Stored records
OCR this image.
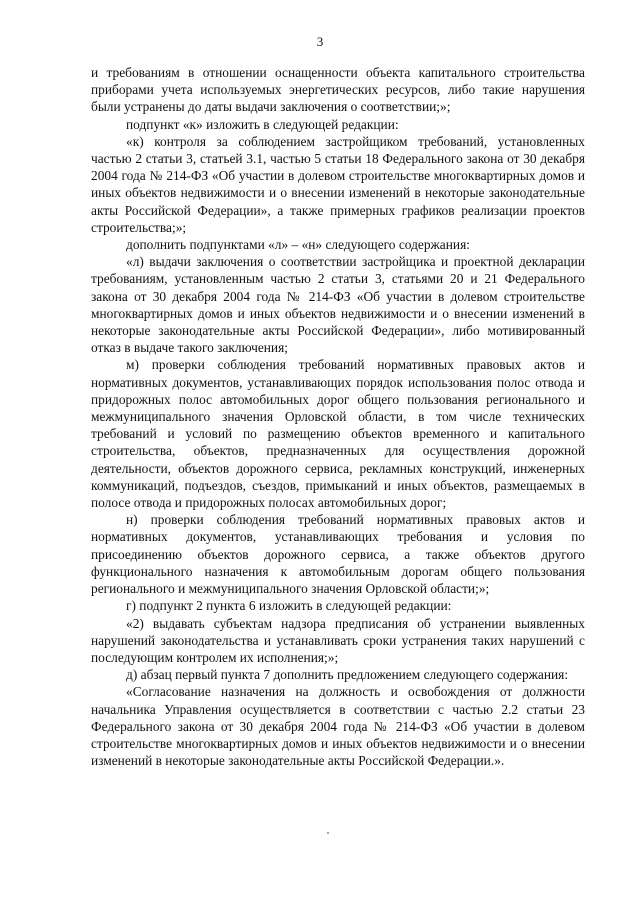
3

и требованиям в отношении оснащенности объекта капитального строительства приборами учета используемых энергетических ресурсов, либо такие нарушения были устранены до даты выдачи заключения о соответствии;»;

подпункт «к» изложить в следующей редакции:

«к) контроля за соблюдением застройщиком требований, установленных частью 2 статьи 3, статьей 3.1, частью 5 статьи 18 Федерального закона от 30 декабря 2004 года № 214-ФЗ «Об участии в долевом строительстве многоквартирных домов и иных объектов недвижимости и о внесении изменений в некоторые законодательные акты Российской Федерации», а также примерных графиков реализации проектов строительства;»;

дополнить подпунктами «л» – «н» следующего содержания:

«л) выдачи заключения о соответствии застройщика и проектной декларации требованиям, установленным частью 2 статьи 3, статьями 20 и 21 Федерального закона от 30 декабря 2004 года № 214-ФЗ «Об участии в долевом строительстве многоквартирных домов и иных объектов недвижимости и о внесении изменений в некоторые законодательные акты Российской Федерации», либо мотивированный отказ в выдаче такого заключения;

м) проверки соблюдения требований нормативных правовых актов и нормативных документов, устанавливающих порядок использования полос отвода и придорожных полос автомобильных дорог общего пользования регионального и межмуниципального значения Орловской области, в том числе технических требований и условий по размещению объектов временного и капитального строительства, объектов, предназначенных для осуществления дорожной деятельности, объектов дорожного сервиса, рекламных конструкций, инженерных коммуникаций, подъездов, съездов, примыканий и иных объектов, размещаемых в полосе отвода и придорожных полосах автомобильных дорог;

н) проверки соблюдения требований нормативных правовых актов и нормативных документов, устанавливающих требования и условия по присоединению объектов дорожного сервиса, а также объектов другого функционального назначения к автомобильным дорогам общего пользования регионального и межмуниципального значения Орловской области;»;

г) подпункт 2 пункта 6 изложить в следующей редакции:

«2) выдавать субъектам надзора предписания об устранении выявленных нарушений законодательства и устанавливать сроки устранения таких нарушений с последующим контролем их исполнения;»;

д) абзац первый пункта 7 дополнить предложением следующего содержания:

«Согласование назначения на должность и освобождения от должности начальника Управления осуществляется в соответствии с частью 2.2 статьи 23 Федерального закона от 30 декабря 2004 года № 214-ФЗ «Об участии в долевом строительстве многоквартирных домов и иных объектов недвижимости и о внесении изменений в некоторые законодательные акты Российской Федерации.».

▸ **Task directions**:
Copy the listing exactly. Any image in it stays out of the copy.

▸ **Response to the task**:
OCR this image.
3

и требованиям в отношении оснащенности объекта капитального строительства приборами учета используемых энергетических ресурсов, либо такие нарушения были устранены до даты выдачи заключения о соответствии;»;

подпункт «к» изложить в следующей редакции:

«к) контроля за соблюдением застройщиком требований, установленных частью 2 статьи 3, статьей 3.1, частью 5 статьи 18 Федерального закона от 30 декабря 2004 года № 214-ФЗ «Об участии в долевом строительстве многоквартирных домов и иных объектов недвижимости и о внесении изменений в некоторые законодательные акты Российской Федерации», а также примерных графиков реализации проектов строительства;»;

дополнить подпунктами «л» – «н» следующего содержания:

«л) выдачи заключения о соответствии застройщика и проектной декларации требованиям, установленным частью 2 статьи 3, статьями 20 и 21 Федерального закона от 30 декабря 2004 года № 214-ФЗ «Об участии в долевом строительстве многоквартирных домов и иных объектов недвижимости и о внесении изменений в некоторые законодательные акты Российской Федерации», либо мотивированный отказ в выдаче такого заключения;

м) проверки соблюдения требований нормативных правовых актов и нормативных документов, устанавливающих порядок использования полос отвода и придорожных полос автомобильных дорог общего пользования регионального и межмуниципального значения Орловской области, в том числе технических требований и условий по размещению объектов временного и капитального строительства, объектов, предназначенных для осуществления дорожной деятельности, объектов дорожного сервиса, рекламных конструкций, инженерных коммуникаций, подъездов, съездов, примыканий и иных объектов, размещаемых в полосе отвода и придорожных полосах автомобильных дорог;

н) проверки соблюдения требований нормативных правовых актов и нормативных документов, устанавливающих требования и условия по присоединению объектов дорожного сервиса, а также объектов другого функционального назначения к автомобильным дорогам общего пользования регионального и межмуниципального значения Орловской области;»;

г) подпункт 2 пункта 6 изложить в следующей редакции:

«2) выдавать субъектам надзора предписания об устранении выявленных нарушений законодательства и устанавливать сроки устранения таких нарушений с последующим контролем их исполнения;»;

д) абзац первый пункта 7 дополнить предложением следующего содержания:

«Согласование назначения на должность и освобождения от должности начальника Управления осуществляется в соответствии с частью 2.2 статьи 23 Федерального закона от 30 декабря 2004 года № 214-ФЗ «Об участии в долевом строительстве многоквартирных домов и иных объектов недвижимости и о внесении изменений в некоторые законодательные акты Российской Федерации.».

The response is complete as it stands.